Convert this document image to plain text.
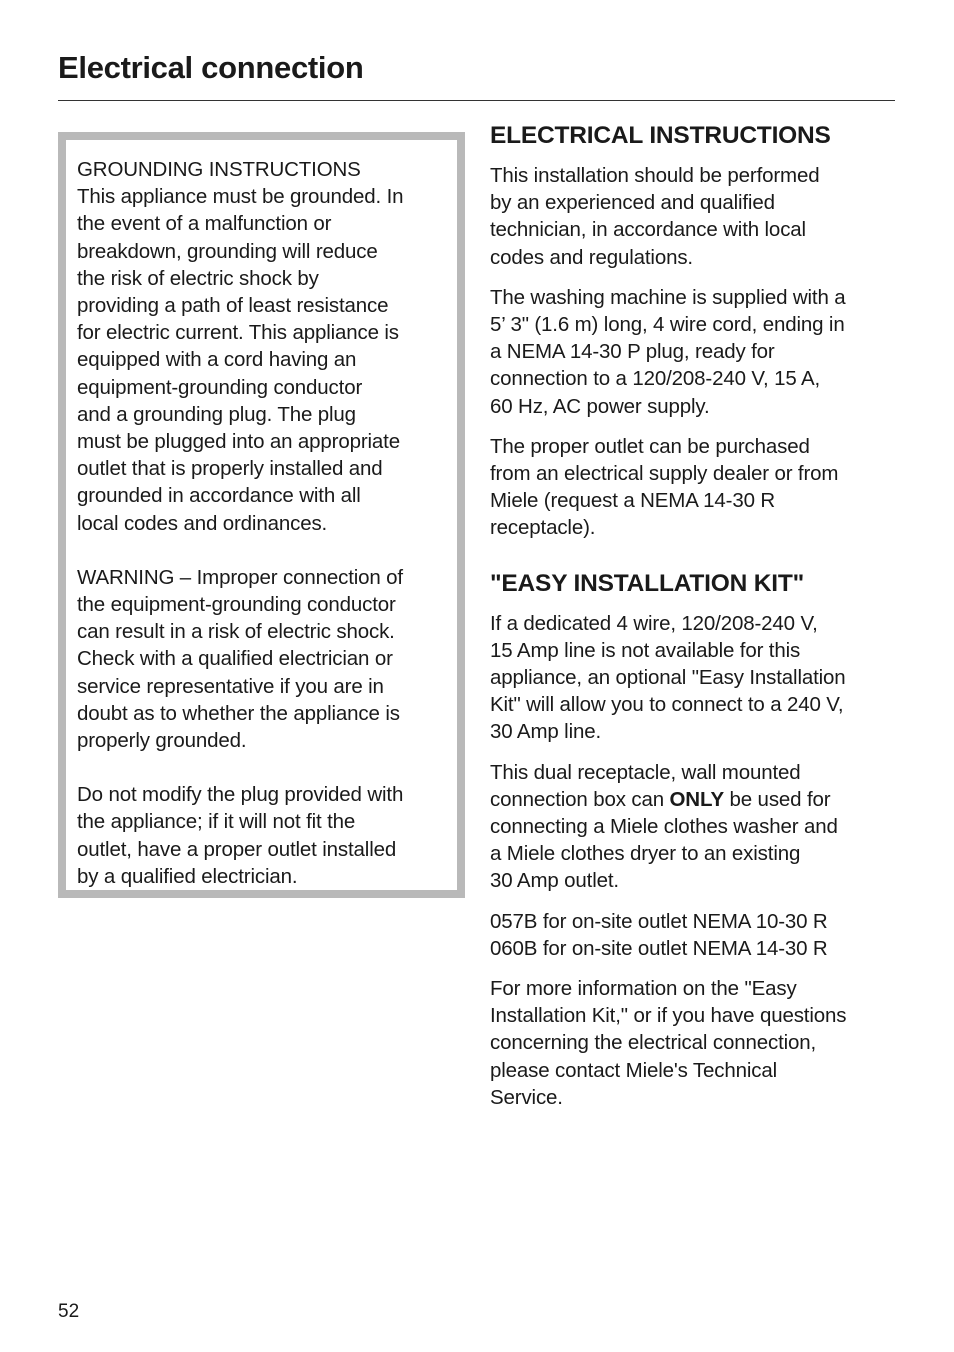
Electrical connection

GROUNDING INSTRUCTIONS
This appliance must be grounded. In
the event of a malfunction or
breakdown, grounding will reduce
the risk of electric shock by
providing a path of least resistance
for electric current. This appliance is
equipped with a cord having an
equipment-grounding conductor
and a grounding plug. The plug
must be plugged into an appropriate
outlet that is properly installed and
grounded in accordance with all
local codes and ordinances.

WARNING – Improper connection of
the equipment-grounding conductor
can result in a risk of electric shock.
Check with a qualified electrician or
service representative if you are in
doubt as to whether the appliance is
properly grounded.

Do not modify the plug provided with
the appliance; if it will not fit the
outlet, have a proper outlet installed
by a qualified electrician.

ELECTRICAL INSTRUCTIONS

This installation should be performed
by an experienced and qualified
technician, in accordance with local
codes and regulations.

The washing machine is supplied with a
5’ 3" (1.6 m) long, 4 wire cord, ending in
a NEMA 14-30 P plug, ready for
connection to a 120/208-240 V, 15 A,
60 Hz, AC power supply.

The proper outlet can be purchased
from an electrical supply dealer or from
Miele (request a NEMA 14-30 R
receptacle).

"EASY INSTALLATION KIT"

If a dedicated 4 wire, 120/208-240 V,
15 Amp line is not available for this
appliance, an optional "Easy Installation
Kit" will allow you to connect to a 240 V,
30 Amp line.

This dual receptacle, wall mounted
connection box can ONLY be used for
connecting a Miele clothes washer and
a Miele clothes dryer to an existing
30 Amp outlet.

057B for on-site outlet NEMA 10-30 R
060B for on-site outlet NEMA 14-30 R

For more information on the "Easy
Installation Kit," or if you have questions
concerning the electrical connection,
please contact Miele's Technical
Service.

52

- [Instruction]:
Each record above should come back exactly the same, only without its pictures.

- [Finished answer]:
Convert this document image to plain text.
Electrical connection

GROUNDING INSTRUCTIONS
This appliance must be grounded. In
the event of a malfunction or
breakdown, grounding will reduce
the risk of electric shock by
providing a path of least resistance
for electric current. This appliance is
equipped with a cord having an
equipment-grounding conductor
and a grounding plug. The plug
must be plugged into an appropriate
outlet that is properly installed and
grounded in accordance with all
local codes and ordinances.

WARNING – Improper connection of
the equipment-grounding conductor
can result in a risk of electric shock.
Check with a qualified electrician or
service representative if you are in
doubt as to whether the appliance is
properly grounded.

Do not modify the plug provided with
the appliance; if it will not fit the
outlet, have a proper outlet installed
by a qualified electrician.

ELECTRICAL INSTRUCTIONS

This installation should be performed
by an experienced and qualified
technician, in accordance with local
codes and regulations.

The washing machine is supplied with a
5’ 3" (1.6 m) long, 4 wire cord, ending in
a NEMA 14-30 P plug, ready for
connection to a 120/208-240 V, 15 A,
60 Hz, AC power supply.

The proper outlet can be purchased
from an electrical supply dealer or from
Miele (request a NEMA 14-30 R
receptacle).

"EASY INSTALLATION KIT"

If a dedicated 4 wire, 120/208-240 V,
15 Amp line is not available for this
appliance, an optional "Easy Installation
Kit" will allow you to connect to a 240 V,
30 Amp line.

This dual receptacle, wall mounted
connection box can ONLY be used for
connecting a Miele clothes washer and
a Miele clothes dryer to an existing
30 Amp outlet.

057B for on-site outlet NEMA 10-30 R
060B for on-site outlet NEMA 14-30 R

For more information on the "Easy
Installation Kit," or if you have questions
concerning the electrical connection,
please contact Miele's Technical
Service.

52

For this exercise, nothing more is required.